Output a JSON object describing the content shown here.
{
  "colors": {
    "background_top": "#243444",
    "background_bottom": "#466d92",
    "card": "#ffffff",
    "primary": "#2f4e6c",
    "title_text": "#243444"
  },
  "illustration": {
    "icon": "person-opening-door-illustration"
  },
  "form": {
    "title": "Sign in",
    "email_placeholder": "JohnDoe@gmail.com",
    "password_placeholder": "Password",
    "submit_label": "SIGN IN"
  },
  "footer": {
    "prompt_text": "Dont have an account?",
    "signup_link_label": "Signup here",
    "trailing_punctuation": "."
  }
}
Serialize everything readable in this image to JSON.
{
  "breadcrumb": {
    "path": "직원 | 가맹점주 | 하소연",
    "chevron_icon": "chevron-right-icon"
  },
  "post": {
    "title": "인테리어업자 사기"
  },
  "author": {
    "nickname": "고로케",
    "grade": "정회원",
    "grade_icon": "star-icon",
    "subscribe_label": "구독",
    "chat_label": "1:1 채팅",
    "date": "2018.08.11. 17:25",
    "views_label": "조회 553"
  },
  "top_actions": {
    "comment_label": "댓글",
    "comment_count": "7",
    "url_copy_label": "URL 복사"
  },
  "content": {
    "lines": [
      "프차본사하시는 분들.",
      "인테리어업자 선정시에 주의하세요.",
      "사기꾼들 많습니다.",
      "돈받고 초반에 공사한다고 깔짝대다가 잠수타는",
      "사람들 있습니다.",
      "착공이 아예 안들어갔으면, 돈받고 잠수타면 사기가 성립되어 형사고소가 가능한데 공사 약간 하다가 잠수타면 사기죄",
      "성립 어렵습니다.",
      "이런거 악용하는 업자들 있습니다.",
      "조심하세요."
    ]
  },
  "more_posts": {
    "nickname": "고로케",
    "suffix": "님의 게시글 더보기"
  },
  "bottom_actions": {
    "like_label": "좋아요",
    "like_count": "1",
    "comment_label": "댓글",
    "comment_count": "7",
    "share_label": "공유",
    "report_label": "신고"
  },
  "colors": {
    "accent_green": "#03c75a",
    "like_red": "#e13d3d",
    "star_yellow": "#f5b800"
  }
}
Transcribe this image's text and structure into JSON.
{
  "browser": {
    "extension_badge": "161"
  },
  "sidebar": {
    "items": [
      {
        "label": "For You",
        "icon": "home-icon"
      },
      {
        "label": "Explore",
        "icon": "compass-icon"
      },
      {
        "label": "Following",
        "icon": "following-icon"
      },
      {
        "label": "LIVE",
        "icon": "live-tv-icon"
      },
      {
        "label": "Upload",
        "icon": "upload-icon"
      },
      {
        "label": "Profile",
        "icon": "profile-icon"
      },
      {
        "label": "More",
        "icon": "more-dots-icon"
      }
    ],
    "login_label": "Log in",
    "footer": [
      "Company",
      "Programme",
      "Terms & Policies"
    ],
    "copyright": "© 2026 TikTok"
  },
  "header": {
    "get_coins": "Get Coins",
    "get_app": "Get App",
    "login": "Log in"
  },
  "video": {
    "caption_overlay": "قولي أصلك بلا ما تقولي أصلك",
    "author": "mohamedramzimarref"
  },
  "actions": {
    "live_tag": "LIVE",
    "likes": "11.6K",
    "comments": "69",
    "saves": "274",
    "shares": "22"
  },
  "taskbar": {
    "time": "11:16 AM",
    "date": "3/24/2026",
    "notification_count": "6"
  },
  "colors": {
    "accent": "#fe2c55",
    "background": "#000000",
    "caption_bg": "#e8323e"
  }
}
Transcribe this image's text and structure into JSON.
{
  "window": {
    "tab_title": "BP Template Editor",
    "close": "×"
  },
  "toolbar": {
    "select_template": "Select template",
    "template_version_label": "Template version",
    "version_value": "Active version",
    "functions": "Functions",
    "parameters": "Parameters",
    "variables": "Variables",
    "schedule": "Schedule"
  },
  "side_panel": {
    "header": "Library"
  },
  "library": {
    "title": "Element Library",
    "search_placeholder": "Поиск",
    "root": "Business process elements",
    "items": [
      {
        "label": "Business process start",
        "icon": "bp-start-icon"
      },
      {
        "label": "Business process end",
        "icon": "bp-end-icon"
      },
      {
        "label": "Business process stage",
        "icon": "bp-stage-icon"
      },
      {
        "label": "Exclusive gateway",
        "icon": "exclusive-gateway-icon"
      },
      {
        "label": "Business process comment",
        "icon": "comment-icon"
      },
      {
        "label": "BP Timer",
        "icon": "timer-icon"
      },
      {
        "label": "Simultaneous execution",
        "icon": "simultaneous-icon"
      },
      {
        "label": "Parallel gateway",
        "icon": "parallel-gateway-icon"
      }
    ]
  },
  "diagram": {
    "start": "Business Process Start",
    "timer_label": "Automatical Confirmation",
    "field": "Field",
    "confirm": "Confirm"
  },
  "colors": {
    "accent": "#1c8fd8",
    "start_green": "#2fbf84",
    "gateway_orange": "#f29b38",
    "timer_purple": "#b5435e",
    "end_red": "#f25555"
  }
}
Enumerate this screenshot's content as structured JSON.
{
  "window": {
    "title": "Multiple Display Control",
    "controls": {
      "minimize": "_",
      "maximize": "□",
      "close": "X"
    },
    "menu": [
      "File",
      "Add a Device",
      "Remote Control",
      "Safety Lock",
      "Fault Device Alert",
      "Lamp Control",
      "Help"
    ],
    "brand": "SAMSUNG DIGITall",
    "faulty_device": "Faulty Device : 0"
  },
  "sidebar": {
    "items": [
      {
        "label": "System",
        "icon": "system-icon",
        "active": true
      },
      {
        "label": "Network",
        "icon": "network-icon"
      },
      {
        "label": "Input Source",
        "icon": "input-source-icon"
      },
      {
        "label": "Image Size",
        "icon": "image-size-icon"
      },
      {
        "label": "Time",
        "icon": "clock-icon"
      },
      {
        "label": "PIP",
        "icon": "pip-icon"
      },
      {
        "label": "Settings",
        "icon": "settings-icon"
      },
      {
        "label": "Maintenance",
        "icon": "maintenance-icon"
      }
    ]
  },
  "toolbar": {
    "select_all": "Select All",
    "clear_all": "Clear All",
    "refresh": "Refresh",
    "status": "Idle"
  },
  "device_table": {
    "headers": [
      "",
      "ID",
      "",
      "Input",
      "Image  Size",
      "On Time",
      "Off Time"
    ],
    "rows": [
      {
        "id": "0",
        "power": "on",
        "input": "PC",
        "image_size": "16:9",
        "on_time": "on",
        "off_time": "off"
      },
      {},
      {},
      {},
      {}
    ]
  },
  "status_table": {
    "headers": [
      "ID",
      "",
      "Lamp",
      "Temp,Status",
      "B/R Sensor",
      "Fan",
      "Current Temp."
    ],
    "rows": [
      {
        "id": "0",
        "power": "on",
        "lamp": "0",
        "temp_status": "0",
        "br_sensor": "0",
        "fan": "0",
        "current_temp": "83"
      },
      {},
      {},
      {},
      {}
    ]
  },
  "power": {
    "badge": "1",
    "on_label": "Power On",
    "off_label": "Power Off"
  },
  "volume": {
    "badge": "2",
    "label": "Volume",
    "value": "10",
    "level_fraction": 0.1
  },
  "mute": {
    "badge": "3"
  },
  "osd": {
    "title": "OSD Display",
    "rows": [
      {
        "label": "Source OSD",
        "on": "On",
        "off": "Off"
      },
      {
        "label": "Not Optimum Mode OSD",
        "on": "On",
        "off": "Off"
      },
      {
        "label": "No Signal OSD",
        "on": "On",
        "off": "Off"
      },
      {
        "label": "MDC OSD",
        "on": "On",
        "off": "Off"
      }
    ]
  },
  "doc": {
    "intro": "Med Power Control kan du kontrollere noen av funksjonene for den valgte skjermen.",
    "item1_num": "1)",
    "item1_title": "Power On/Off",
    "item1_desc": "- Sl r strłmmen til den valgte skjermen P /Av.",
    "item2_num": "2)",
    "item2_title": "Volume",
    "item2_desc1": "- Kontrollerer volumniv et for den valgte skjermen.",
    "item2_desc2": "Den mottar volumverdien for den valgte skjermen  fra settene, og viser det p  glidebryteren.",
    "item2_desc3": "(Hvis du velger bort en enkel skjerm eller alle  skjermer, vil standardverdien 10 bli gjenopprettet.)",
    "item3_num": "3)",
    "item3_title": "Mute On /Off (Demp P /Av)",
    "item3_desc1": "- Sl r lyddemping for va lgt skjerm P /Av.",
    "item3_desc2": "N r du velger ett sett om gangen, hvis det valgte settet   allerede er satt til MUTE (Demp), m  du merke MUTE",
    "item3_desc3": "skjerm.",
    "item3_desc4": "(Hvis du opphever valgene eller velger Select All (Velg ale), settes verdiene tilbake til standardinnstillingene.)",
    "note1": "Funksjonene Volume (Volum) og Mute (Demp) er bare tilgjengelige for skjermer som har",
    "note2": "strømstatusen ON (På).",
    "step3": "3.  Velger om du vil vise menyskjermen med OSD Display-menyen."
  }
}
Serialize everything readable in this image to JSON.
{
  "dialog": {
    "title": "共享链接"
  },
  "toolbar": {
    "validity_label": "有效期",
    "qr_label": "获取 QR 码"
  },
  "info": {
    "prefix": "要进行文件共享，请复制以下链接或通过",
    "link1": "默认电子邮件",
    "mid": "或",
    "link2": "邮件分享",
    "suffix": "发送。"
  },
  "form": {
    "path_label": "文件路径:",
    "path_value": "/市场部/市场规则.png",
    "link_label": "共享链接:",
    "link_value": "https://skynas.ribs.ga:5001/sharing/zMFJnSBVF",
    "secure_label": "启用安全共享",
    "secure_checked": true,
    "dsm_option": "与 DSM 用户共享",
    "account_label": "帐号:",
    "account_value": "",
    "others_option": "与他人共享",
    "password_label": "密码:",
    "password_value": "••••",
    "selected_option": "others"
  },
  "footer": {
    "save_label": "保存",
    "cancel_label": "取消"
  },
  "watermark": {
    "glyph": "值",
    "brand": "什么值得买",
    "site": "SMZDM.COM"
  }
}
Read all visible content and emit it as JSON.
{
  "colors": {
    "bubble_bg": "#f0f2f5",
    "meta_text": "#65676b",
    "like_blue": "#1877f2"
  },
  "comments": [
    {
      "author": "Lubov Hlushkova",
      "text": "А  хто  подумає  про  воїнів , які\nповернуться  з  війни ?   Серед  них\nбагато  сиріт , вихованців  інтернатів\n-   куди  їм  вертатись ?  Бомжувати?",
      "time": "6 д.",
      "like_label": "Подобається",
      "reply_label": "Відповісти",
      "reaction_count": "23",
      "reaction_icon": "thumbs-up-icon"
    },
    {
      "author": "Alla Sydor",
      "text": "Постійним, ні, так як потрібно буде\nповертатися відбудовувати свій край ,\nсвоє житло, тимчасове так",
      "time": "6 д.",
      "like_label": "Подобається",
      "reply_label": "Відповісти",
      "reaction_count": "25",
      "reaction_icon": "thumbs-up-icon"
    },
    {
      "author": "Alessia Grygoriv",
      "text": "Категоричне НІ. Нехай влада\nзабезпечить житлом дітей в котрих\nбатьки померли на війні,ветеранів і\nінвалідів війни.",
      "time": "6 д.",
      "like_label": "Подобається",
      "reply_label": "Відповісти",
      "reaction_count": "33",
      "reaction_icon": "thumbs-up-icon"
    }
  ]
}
-----
> [OBJECTIVE]: Extract, verbatim, the lines from the one containing "Read all visible content and emit it as JSON." through the last line of the listing above.

> [SOLUTION TO THIS PROBLEM]:
Read all visible content and emit it as JSON.
{
  "colors": {
    "bubble_bg": "#f0f2f5",
    "meta_text": "#65676b",
    "like_blue": "#1877f2"
  },
  "comments": [
    {
      "author": "Lubov Hlushkova",
      "text": "А  хто  подумає  про  воїнів , які\nповернуться  з  війни ?   Серед  них\nбагато  сиріт , вихованців  інтернатів\n-   куди  їм  вертатись ?  Бомжувати?",
      "time": "6 д.",
      "like_label": "Подобається",
      "reply_label": "Відповісти",
      "reaction_count": "23",
      "reaction_icon": "thumbs-up-icon"
    },
    {
      "author": "Alla Sydor",
      "text": "Постійним, ні, так як потрібно буде\nповертатися відбудовувати свій край ,\nсвоє житло, тимчасове так",
      "time": "6 д.",
      "like_label": "Подобається",
      "reply_label": "Відповісти",
      "reaction_count": "25",
      "reaction_icon": "thumbs-up-icon"
    },
    {
      "author": "Alessia Grygoriv",
      "text": "Категоричне НІ. Нехай влада\nзабезпечить житлом дітей в котрих\nбатьки померли на війні,ветеранів і\nінвалідів війни.",
      "time": "6 д.",
      "like_label": "Подобається",
      "reply_label": "Відповісти",
      "reaction_count": "33",
      "reaction_icon": "thumbs-up-icon"
    }
  ]
}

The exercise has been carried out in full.